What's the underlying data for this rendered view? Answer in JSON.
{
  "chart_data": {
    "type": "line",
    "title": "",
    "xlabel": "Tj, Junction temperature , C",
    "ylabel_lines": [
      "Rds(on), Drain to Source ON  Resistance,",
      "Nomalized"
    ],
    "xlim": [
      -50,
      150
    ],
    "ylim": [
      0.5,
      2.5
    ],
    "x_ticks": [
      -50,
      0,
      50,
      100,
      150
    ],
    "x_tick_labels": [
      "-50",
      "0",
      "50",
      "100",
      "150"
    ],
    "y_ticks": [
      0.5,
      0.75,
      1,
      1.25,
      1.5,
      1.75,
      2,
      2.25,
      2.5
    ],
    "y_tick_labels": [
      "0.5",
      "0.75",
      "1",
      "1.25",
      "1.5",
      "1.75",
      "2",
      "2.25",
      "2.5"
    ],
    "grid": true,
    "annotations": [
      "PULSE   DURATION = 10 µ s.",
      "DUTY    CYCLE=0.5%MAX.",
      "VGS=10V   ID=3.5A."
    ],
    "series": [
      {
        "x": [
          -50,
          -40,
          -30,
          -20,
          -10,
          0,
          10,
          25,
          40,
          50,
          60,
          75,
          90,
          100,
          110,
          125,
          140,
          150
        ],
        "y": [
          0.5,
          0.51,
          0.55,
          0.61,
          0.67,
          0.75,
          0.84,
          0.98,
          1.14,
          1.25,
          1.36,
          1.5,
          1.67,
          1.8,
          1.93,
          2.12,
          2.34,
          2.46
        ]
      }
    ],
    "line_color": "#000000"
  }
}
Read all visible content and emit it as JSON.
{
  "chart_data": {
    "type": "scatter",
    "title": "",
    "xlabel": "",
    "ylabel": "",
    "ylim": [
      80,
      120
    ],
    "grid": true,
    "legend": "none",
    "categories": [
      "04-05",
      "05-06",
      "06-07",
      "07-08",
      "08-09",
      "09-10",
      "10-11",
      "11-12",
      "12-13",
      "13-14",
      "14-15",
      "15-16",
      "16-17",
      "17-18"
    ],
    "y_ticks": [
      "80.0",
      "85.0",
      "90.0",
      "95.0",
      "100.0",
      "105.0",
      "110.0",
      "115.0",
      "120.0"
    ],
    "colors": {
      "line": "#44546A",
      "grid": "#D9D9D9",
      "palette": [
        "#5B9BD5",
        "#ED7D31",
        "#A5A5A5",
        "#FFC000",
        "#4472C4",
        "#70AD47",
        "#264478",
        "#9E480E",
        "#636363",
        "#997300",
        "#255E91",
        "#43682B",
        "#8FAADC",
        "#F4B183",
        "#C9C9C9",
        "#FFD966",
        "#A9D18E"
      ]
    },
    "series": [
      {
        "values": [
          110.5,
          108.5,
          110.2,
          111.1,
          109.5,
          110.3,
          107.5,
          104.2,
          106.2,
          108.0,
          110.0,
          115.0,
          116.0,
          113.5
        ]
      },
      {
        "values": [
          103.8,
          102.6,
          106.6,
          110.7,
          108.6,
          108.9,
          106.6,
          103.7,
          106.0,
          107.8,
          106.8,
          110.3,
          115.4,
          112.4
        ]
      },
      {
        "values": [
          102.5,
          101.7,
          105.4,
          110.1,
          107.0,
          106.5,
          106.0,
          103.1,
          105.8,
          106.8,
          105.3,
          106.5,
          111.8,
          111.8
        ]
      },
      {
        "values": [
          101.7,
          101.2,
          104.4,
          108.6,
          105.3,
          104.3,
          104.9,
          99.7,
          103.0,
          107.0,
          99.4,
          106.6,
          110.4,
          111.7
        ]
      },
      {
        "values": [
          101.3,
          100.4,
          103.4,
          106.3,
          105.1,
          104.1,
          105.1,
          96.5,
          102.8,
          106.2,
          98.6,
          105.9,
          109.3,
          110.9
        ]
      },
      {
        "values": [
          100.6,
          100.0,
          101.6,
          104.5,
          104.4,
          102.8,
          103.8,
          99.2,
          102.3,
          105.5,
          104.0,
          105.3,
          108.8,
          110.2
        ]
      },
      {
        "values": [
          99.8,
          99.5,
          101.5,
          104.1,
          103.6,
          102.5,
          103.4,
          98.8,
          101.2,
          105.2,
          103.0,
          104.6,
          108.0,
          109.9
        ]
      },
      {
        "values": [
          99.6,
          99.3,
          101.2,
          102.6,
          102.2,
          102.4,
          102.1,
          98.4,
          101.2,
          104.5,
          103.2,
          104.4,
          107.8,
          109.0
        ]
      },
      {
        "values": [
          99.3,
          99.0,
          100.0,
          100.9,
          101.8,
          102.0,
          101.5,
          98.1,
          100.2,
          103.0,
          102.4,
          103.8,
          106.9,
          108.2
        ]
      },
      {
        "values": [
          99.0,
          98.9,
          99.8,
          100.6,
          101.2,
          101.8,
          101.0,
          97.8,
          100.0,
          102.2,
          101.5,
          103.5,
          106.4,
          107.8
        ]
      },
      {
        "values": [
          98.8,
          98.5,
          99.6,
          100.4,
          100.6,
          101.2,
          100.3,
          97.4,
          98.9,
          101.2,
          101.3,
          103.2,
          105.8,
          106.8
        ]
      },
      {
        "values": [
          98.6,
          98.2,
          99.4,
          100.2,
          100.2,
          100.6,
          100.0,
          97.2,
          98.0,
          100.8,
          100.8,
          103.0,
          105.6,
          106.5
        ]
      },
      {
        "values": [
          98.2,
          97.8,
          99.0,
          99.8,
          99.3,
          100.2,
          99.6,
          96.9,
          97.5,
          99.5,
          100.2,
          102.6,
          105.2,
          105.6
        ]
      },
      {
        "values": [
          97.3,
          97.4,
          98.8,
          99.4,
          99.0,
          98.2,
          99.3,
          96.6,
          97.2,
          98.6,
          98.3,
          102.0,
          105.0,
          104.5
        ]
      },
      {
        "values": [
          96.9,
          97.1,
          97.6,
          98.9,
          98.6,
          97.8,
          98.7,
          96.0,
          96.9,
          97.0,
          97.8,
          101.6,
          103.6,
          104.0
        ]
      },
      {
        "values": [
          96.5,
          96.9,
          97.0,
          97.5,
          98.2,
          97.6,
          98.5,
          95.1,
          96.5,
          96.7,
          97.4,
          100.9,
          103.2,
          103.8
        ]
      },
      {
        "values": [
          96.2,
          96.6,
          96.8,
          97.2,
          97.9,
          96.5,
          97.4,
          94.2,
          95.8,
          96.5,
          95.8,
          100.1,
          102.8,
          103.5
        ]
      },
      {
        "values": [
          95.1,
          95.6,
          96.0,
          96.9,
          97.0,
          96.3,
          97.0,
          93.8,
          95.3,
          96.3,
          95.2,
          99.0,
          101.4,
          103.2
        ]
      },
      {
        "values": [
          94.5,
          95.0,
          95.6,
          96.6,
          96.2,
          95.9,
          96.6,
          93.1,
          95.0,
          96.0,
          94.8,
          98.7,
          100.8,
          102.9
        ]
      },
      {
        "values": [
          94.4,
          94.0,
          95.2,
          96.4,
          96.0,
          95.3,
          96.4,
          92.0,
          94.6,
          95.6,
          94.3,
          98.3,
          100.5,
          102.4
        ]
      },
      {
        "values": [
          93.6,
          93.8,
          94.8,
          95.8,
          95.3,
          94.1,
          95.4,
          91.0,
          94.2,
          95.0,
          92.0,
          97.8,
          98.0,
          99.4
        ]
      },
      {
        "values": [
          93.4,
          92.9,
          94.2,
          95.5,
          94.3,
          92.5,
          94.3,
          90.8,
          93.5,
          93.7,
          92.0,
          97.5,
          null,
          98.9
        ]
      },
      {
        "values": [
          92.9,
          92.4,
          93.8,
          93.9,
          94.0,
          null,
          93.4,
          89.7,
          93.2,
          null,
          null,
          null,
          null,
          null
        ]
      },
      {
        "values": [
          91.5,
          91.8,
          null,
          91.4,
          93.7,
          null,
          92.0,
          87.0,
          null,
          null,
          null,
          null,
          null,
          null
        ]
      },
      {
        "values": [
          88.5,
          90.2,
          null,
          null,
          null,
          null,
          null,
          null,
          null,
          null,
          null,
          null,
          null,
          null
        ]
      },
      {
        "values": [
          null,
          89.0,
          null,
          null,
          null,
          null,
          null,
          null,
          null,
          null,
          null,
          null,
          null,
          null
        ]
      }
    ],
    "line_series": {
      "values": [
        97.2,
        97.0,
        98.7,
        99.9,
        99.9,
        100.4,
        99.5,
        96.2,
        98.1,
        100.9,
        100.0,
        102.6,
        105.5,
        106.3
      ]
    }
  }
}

-=-=-=-=-

— Work instructions —
Look through the entries above. Extract each line with the word "xlabel".

— Task response —
    "xlabel": "Tj, Junction temperature , C",
    "xlabel": "",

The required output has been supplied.